Your task is to write out the complete listing exactly as it is shown.

[Start Input]

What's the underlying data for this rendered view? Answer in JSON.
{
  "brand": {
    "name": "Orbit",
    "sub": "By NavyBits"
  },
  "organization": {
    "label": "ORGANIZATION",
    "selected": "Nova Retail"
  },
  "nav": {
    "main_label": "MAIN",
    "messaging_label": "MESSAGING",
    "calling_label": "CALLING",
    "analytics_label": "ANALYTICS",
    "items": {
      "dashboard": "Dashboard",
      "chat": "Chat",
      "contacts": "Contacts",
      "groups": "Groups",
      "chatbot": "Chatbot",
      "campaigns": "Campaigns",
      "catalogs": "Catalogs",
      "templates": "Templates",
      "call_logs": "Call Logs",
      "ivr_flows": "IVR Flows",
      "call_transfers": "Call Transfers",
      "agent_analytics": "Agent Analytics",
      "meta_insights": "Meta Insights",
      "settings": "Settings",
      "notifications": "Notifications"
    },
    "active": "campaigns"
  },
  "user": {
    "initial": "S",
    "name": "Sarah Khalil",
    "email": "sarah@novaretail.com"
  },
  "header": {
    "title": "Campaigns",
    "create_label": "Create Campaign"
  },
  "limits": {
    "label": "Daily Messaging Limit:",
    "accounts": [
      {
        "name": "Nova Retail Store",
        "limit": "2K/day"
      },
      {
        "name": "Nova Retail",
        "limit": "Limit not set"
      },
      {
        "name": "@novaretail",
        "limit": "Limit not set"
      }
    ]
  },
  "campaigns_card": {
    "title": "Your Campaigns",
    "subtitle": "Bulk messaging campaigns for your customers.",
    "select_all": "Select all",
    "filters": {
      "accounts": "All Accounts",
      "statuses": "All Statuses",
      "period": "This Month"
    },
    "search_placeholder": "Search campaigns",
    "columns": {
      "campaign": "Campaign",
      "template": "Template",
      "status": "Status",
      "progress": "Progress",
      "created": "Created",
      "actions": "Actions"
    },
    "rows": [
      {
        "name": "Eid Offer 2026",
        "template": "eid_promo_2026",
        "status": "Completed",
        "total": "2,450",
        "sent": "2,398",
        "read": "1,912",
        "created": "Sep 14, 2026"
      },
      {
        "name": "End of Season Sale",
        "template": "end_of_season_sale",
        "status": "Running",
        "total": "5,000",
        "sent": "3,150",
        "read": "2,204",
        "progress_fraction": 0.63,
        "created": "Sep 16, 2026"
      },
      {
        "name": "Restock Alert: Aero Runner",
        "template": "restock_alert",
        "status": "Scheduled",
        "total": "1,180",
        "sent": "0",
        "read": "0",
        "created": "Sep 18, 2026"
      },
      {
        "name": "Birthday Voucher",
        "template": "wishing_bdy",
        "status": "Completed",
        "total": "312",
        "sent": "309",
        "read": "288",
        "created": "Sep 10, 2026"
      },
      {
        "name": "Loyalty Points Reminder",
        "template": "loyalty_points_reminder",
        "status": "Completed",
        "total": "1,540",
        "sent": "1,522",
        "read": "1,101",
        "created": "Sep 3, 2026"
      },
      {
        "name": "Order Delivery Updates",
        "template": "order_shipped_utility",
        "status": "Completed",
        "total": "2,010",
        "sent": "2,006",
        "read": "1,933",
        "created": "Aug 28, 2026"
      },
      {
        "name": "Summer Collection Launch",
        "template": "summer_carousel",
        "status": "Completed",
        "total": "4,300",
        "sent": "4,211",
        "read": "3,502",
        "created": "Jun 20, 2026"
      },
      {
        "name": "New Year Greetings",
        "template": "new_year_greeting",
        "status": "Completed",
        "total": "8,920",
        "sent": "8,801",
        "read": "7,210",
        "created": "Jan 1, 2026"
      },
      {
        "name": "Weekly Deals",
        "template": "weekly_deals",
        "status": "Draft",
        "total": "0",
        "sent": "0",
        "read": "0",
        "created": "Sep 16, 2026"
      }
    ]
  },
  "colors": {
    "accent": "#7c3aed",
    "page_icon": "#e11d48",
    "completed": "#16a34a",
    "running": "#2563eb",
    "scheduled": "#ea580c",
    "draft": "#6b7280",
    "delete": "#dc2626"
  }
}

[End Input]

**Output for this task:**
What's the underlying data for this rendered view? Answer in JSON.
{
  "brand": {
    "name": "Orbit",
    "sub": "By NavyBits"
  },
  "organization": {
    "label": "ORGANIZATION",
    "selected": "Nova Retail"
  },
  "nav": {
    "main_label": "MAIN",
    "messaging_label": "MESSAGING",
    "calling_label": "CALLING",
    "analytics_label": "ANALYTICS",
    "items": {
      "dashboard": "Dashboard",
      "chat": "Chat",
      "contacts": "Contacts",
      "groups": "Groups",
      "chatbot": "Chatbot",
      "campaigns": "Campaigns",
      "catalogs": "Catalogs",
      "templates": "Templates",
      "call_logs": "Call Logs",
      "ivr_flows": "IVR Flows",
      "call_transfers": "Call Transfers",
      "agent_analytics": "Agent Analytics",
      "meta_insights": "Meta Insights",
      "settings": "Settings",
      "notifications": "Notifications"
    },
    "active": "campaigns"
  },
  "user": {
    "initial": "S",
    "name": "Sarah Khalil",
    "email": "sarah@novaretail.com"
  },
  "header": {
    "title": "Campaigns",
    "create_label": "Create Campaign"
  },
  "limits": {
    "label": "Daily Messaging Limit:",
    "accounts": [
      {
        "name": "Nova Retail Store",
        "limit": "2K/day"
      },
      {
        "name": "Nova Retail",
        "limit": "Limit not set"
      },
      {
        "name": "@novaretail",
        "limit": "Limit not set"
      }
    ]
  },
  "campaigns_card": {
    "title": "Your Campaigns",
    "subtitle": "Bulk messaging campaigns for your customers.",
    "select_all": "Select all",
    "filters": {
      "accounts": "All Accounts",
      "statuses": "All Statuses",
      "period": "This Month"
    },
    "search_placeholder": "Search campaigns",
    "columns": {
      "campaign": "Campaign",
      "template": "Template",
      "status": "Status",
      "progress": "Progress",
      "created": "Created",
      "actions": "Actions"
    },
    "rows": [
      {
        "name": "Eid Offer 2026",
        "template": "eid_promo_2026",
        "status": "Completed",
        "total": "2,450",
        "sent": "2,398",
        "read": "1,912",
        "created": "Sep 14, 2026"
      },
      {
        "name": "End of Season Sale",
        "template": "end_of_season_sale",
        "status": "Running",
        "total": "5,000",
        "sent": "3,150",
        "read": "2,204",
        "progress_fraction": 0.63,
        "created": "Sep 16, 2026"
      },
      {
        "name": "Restock Alert: Aero Runner",
        "template": "restock_alert",
        "status": "Scheduled",
        "total": "1,180",
        "sent": "0",
        "read": "0",
        "created": "Sep 18, 2026"
      },
      {
        "name": "Birthday Voucher",
        "template": "wishing_bdy",
        "status": "Completed",
        "total": "312",
        "sent": "309",
        "read": "288",
        "created": "Sep 10, 2026"
      },
      {
        "name": "Loyalty Points Reminder",
        "template": "loyalty_points_reminder",
        "status": "Completed",
        "total": "1,540",
        "sent": "1,522",
        "read": "1,101",
        "created": "Sep 3, 2026"
      },
      {
        "name": "Order Delivery Updates",
        "template": "order_shipped_utility",
        "status": "Completed",
        "total": "2,010",
        "sent": "2,006",
        "read": "1,933",
        "created": "Aug 28, 2026"
      },
      {
        "name": "Summer Collection Launch",
        "template": "summer_carousel",
        "status": "Completed",
        "total": "4,300",
        "sent": "4,211",
        "read": "3,502",
        "created": "Jun 20, 2026"
      },
      {
        "name": "New Year Greetings",
        "template": "new_year_greeting",
        "status": "Completed",
        "total": "8,920",
        "sent": "8,801",
        "read": "7,210",
        "created": "Jan 1, 2026"
      },
      {
        "name": "Weekly Deals",
        "template": "weekly_deals",
        "status": "Draft",
        "total": "0",
        "sent": "0",
        "read": "0",
        "created": "Sep 16, 2026"
      }
    ]
  },
  "colors": {
    "accent": "#7c3aed",
    "page_icon": "#e11d48",
    "completed": "#16a34a",
    "running": "#2563eb",
    "scheduled": "#ea580c",
    "draft": "#6b7280",
    "delete": "#dc2626"
  }
}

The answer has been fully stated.